## OBJECTIF DE L'EXERCICE
Reproduisez sans aucune modification les lignes situées entre celle qui contient « color-slider-track[interactable] [279,478,391,482] » et celle qui contient « color-balance-icon[interactable]: ⚖ [273,364,295,384] », ces deux lignes comprises.

## DONNÉES D'ENTRÉE
* * *
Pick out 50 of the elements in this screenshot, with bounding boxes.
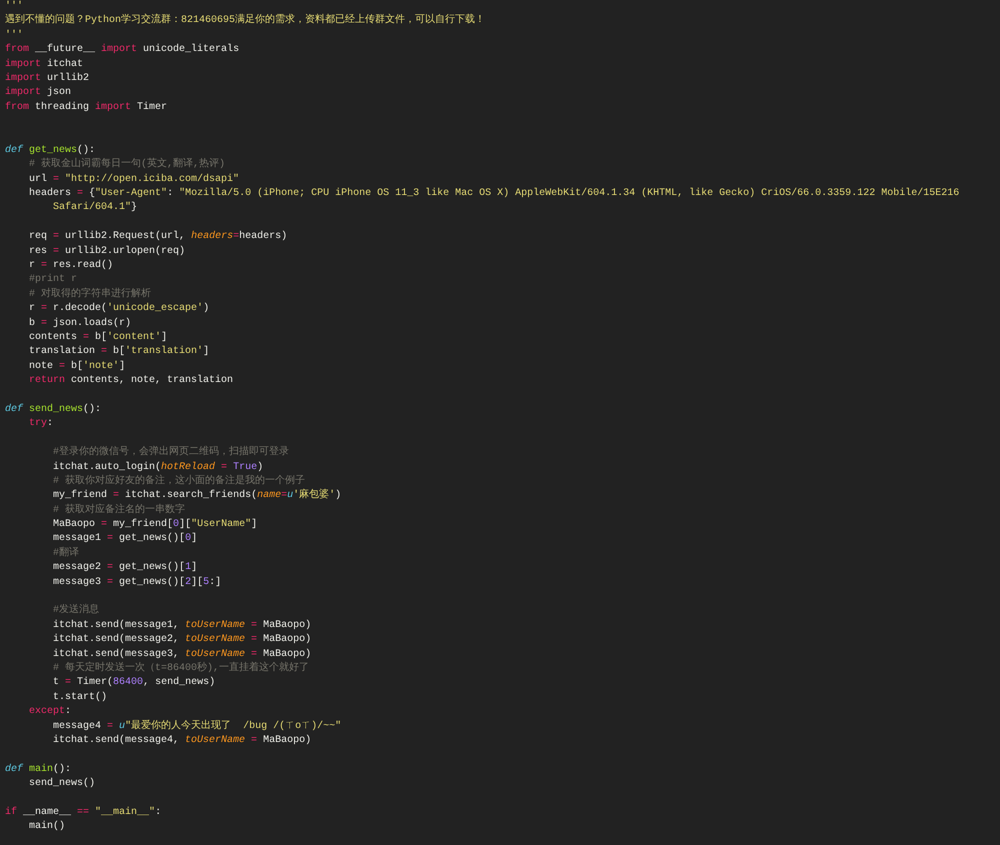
- code-line: req = urllib2.Request(url, headers=headers): [28, 230, 288, 244]
- code-line: message3 = get_news()[2][5:]: [52, 576, 222, 590]
- code-line: message1 = get_news()[0]: [52, 532, 198, 546]
- code-line: Safari/604.1"}: [52, 201, 138, 216]
- code-line: itchat.send(message4, toUserName = MaBaopo): [52, 734, 312, 748]
- code-line: def get_news():: [5, 144, 96, 158]
- code-line: from __future__ import unicode_literals: [5, 43, 240, 58]
- code-line: #发送消息: [52, 604, 100, 618]
- code-line: # 每天定时发送一次（t=86400秒),一直挂着这个就好了: [52, 662, 310, 676]
- code-line: headers = {"User-Agent": "Mozilla/5.0 (iPhone; CPU iPhone OS 11_3 like Mac OS X) AppleWebKit/604.1.34 (KHTML, like Gecko) CriOS/66.0.3359.122 Mobile/15E216: [28, 187, 960, 202]
- code-line: note = b['note']: [28, 360, 126, 374]
- code-line: main(): [28, 820, 66, 834]
- code-line: import urllib2: [5, 72, 90, 86]
- code-line: ''': [5, 0, 24, 14]
- code-line: try:: [28, 417, 54, 432]
- code-line: if __name__ == "__main__":: [5, 806, 162, 820]
- code-line: def main():: [5, 762, 72, 777]
- code-line: contents = b['content']: [28, 330, 168, 345]
- code-line: r = res.read(): [28, 259, 114, 274]
- code-line: #翻译: [52, 546, 80, 561]
- code-line: except:: [28, 705, 72, 720]
- code-line: itchat.send(message1, toUserName = MaBaopo): [52, 618, 312, 633]
- code-line: #登录你的微信号，会弹出网页二维码，扫描即可登录: [52, 446, 290, 460]
- code-line: r = r.decode('unicode_escape'): [28, 302, 210, 316]
- code-line: b = json.loads(r): [28, 316, 132, 331]
- code-line: send_news(): [28, 777, 96, 792]
- code-line: # 获取金山词霸每日一句(英文,翻译,热评): [28, 158, 226, 172]
- code-line: # 对取得的字符串进行解析: [28, 288, 152, 302]
- code-line: url = "http://open.iciba.com/dsapi": [28, 172, 240, 187]
- code-line: return contents, note, translation: [28, 374, 234, 388]
- code-line: 遇到不懂的问题？Python学习交流群：821460695满足你的需求，资料都已经上传群文件，可以自行下载！: [5, 14, 486, 28]
- code-line: #print r: [28, 273, 78, 288]
- code-line: MaBaopo = my_friend[0]["UserName"]: [52, 518, 258, 532]
- code-line: import json: [5, 86, 72, 100]
- code-line: translation = b['translation']: [28, 345, 210, 360]
- code-line: t = Timer(86400, send_news): [52, 676, 216, 690]
- code-line: ''': [5, 28, 24, 43]
- code-line: message4 = u"最爱你的人今天出现了 /bug /(ㄒoㄒ)/~~": [52, 720, 342, 734]
- code-line: from threading import Timer: [5, 100, 168, 115]
- code-line: # 获取对应备注名的一串数字: [52, 504, 186, 518]
- code-line: my_friend = itchat.search_friends(name=u'麻包婆'): [52, 489, 342, 504]
- code-line: message2 = get_news()[1]: [52, 561, 198, 576]
- code-line: import itchat: [5, 58, 84, 72]
- code-line: # 获取你对应好友的备注，这小面的备注是我的一个例子: [52, 474, 306, 488]
- code-line: res = urllib2.urlopen(req): [28, 244, 186, 259]
- code-line: itchat.auto_login(hotReload = True): [52, 460, 264, 474]
- code-line: t.start(): [52, 690, 108, 705]
- code-line: itchat.send(message2, toUserName = MaBaopo): [52, 633, 312, 648]
- code-line: itchat.send(message3, toUserName = MaBaopo): [52, 648, 312, 662]
- code-line: def send_news():: [5, 402, 102, 417]
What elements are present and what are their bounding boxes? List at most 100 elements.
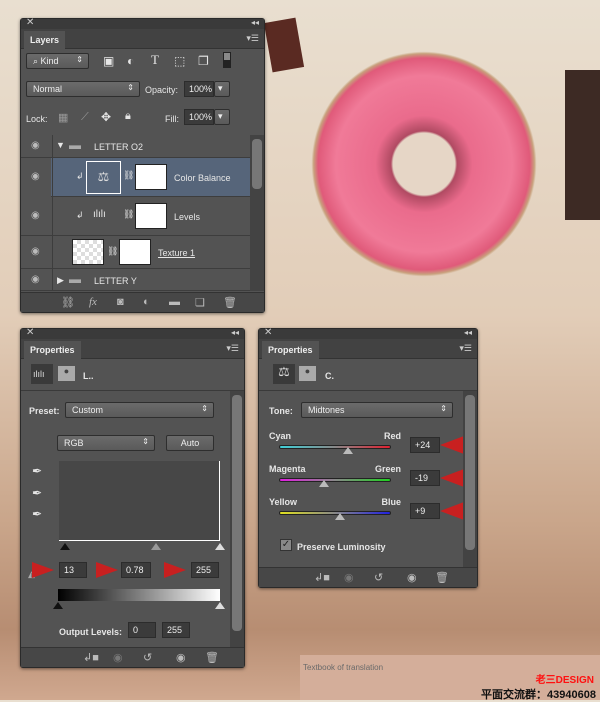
color-slider-track[interactable] [279,478,391,482]
visibility-eye-icon[interactable]: ◉ [31,274,40,285]
visibility-eye-icon[interactable]: ◉ [31,171,40,182]
color-slider-track[interactable] [279,445,391,449]
fx-button[interactable]: fx [89,296,97,308]
output-gradient [58,589,220,601]
link-icon: ⛓ [107,246,119,256]
layer-mask-thumbnail[interactable] [135,203,167,229]
layer-row-texture-1[interactable]: ◉ ⛓ Texture 1 [21,236,250,269]
color-balance-icon[interactable]: ⚖ [273,364,295,384]
filter-type-icon[interactable]: T [151,52,159,68]
delete-icon[interactable]: 🗑︎ [205,651,219,664]
lock-paint-icon[interactable]: ⟋ [81,111,89,124]
white-eyedropper-icon[interactable]: ✒ [32,507,42,521]
blend-mode-select[interactable]: Normal ⇕ [26,81,140,97]
mask-icon[interactable]: ● [299,366,316,381]
layer-row-levels[interactable]: ◉ ↲ ılılı ⛓ Levels [21,197,250,236]
fill-input[interactable]: 100% [184,109,214,125]
close-icon[interactable]: ✕ [26,327,34,338]
preset-select[interactable]: Custom ⇕ [65,402,214,418]
add-mask-icon[interactable]: ◙ [117,296,124,308]
tab-properties[interactable]: Properties [262,341,319,359]
expand-triangle-icon[interactable]: ▼ [56,140,65,150]
expand-triangle-icon[interactable]: ▶ [57,275,64,286]
reset-icon[interactable]: ↺ [374,571,383,584]
panel-menu-icon[interactable]: ▾☰ [459,343,472,354]
view-previous-icon[interactable]: ◉ [113,651,123,664]
filter-adjustment-icon[interactable]: ◐ [127,54,134,68]
color-slider-knob[interactable] [343,447,354,454]
filter-shape-icon[interactable]: ⬚ [174,54,185,68]
mask-icon[interactable]: ● [58,366,75,381]
color-slider-knob[interactable] [319,480,330,487]
lock-position-icon[interactable]: ✥ [101,110,111,124]
opacity-input[interactable]: 100% [184,81,214,97]
layer-short-name: L.. [83,371,94,381]
panel-menu-icon[interactable]: ▾☰ [246,33,259,44]
layer-thumbnail[interactable] [72,239,104,265]
new-adjustment-icon[interactable]: ◐ [143,296,150,308]
levels-icon[interactable]: ılılı [31,364,53,384]
black-eyedropper-icon[interactable]: ✒ [32,464,42,478]
output-white-field[interactable]: 255 [162,622,190,638]
filter-image-icon[interactable]: ▣ [103,54,114,68]
filter-kind-label: Kind [40,56,59,66]
close-icon[interactable]: ✕ [26,17,34,28]
visibility-eye-icon[interactable]: ◉ [31,246,40,257]
clip-to-layer-icon[interactable]: ↲■ [314,571,330,584]
visibility-icon[interactable]: ◉ [407,571,417,584]
lock-transparent-icon[interactable]: ▦ [58,111,68,124]
delete-icon[interactable]: 🗑︎ [435,571,449,584]
collapse-icon[interactable]: ◂◂ [251,18,259,27]
input-mid-field[interactable]: 0.78 [121,562,151,578]
clip-to-layer-icon[interactable]: ↲■ [83,651,99,664]
output-white-slider[interactable] [215,602,225,609]
preserve-luminosity-checkbox[interactable]: ✓ [280,539,292,551]
red-arrow-annotation [164,562,186,578]
layer-mask-thumbnail[interactable] [135,164,167,190]
fill-dropdown[interactable]: ▾ [214,109,230,125]
tone-select[interactable]: Midtones ⇕ [301,402,453,418]
channel-select[interactable]: RGB ⇕ [57,435,155,451]
layer-mask-thumbnail[interactable] [119,239,151,265]
input-black-slider[interactable] [60,543,70,550]
collapse-icon[interactable]: ◂◂ [464,328,472,337]
auto-button[interactable]: Auto [166,435,214,451]
tab-properties[interactable]: Properties [24,341,81,359]
layer-row-color-balance[interactable]: ◉ ↲ ⚖ ⛓ Color Balance [31,158,250,197]
layer-row-letter-o2[interactable]: ◉ ▼ ▬ LETTER O2 [21,135,250,158]
layer-row-letter-y[interactable]: ◉ ▶ ▬ LETTER Y [21,269,250,291]
opacity-dropdown[interactable]: ▾ [214,81,230,97]
tab-layers[interactable]: Layers [24,31,66,49]
properties-scrollbar[interactable] [230,391,244,647]
link-layers-icon[interactable]: ⛓ [61,296,75,309]
input-black-field[interactable]: 13 [59,562,87,578]
filter-toggle[interactable] [223,52,231,68]
reset-icon[interactable]: ↺ [143,651,152,664]
input-white-field[interactable]: 255 [191,562,219,578]
gray-eyedropper-icon[interactable]: ✒ [32,486,42,500]
properties-scrollbar[interactable] [463,391,477,567]
collapse-icon[interactable]: ◂◂ [231,328,239,337]
input-white-slider[interactable] [215,543,225,550]
filter-kind-select[interactable]: ⌕ Kind ⇕ [26,53,89,69]
panel-menu-icon[interactable]: ▾☰ [226,343,239,354]
lock-all-icon[interactable]: 🔒︎ [125,110,131,123]
visibility-eye-icon[interactable]: ◉ [31,210,40,221]
new-group-icon[interactable]: ▬ [169,296,180,308]
color-slider-knob[interactable] [335,513,346,520]
visibility-icon[interactable]: ◉ [176,651,186,664]
filter-smartobject-icon[interactable]: ❐ [198,54,209,68]
close-icon[interactable]: ✕ [264,327,272,338]
color-value-field[interactable]: -19 [410,470,440,486]
color-value-field[interactable]: +24 [410,437,440,453]
visibility-eye-icon[interactable]: ◉ [31,140,40,151]
output-black-field[interactable]: 0 [128,622,156,638]
view-previous-icon[interactable]: ◉ [344,571,354,584]
layers-scrollbar[interactable] [250,135,264,291]
input-mid-slider[interactable] [151,543,161,550]
new-layer-icon[interactable]: ❏ [195,296,205,309]
output-black-slider[interactable] [53,602,63,609]
color-value-field[interactable]: +9 [410,503,440,519]
delete-layer-icon[interactable]: 🗑︎ [223,296,237,309]
histogram [59,461,220,541]
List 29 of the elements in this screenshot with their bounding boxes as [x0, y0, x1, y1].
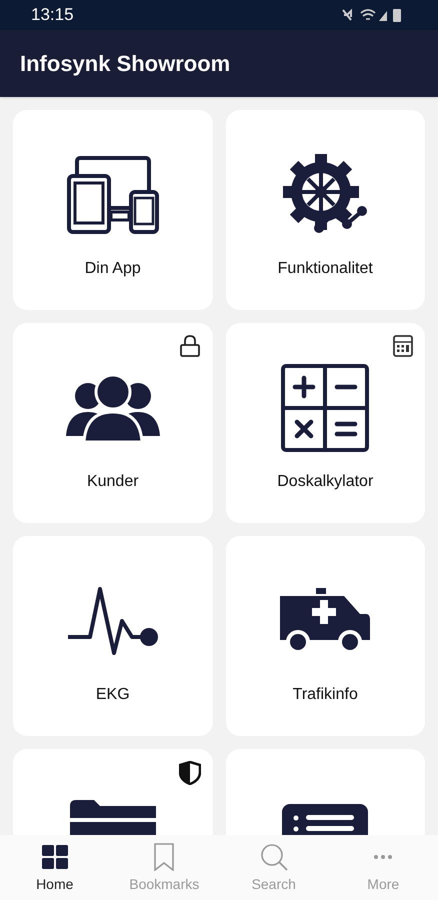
* * *
## RÉPONSE ATTENDUE
color-slider-track[interactable] [279,478,391,482]
visibility-eye-icon[interactable]: ◉ [31,274,40,285]
visibility-eye-icon[interactable]: ◉ [31,171,40,182]
color-slider-track[interactable] [279,445,391,449]
fx-button[interactable]: fx [89,296,97,308]
output-gradient [58,589,220,601]
link-icon: ⛓ [107,246,119,256]
layer-mask-thumbnail[interactable] [135,203,167,229]
layer-row-texture-1[interactable]: ◉ ⛓ Texture 1 [21,236,250,269]
color-balance-icon[interactable]: ⚖ [273,364,295,384]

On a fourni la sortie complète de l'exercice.